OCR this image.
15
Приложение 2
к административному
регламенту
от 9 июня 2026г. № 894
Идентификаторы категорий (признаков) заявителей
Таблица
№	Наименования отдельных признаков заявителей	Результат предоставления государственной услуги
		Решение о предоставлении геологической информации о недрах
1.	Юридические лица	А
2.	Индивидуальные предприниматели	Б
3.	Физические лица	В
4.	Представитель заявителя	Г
......
Write out the entries above once more, without altering anything.

OCR this image.
15
Приложение 2
к административному
регламенту
от 9 июня 2026г. № 894
Идентификаторы категорий (признаков) заявителей
Таблица
№	Наименования отдельных признаков заявителей	Результат предоставления государственной услуги
		Решение о предоставлении геологической информации о недрах
1.	Юридические лица	А
2.	Индивидуальные предприниматели	Б
3.	Физические лица	В
4.	Представитель заявителя	Г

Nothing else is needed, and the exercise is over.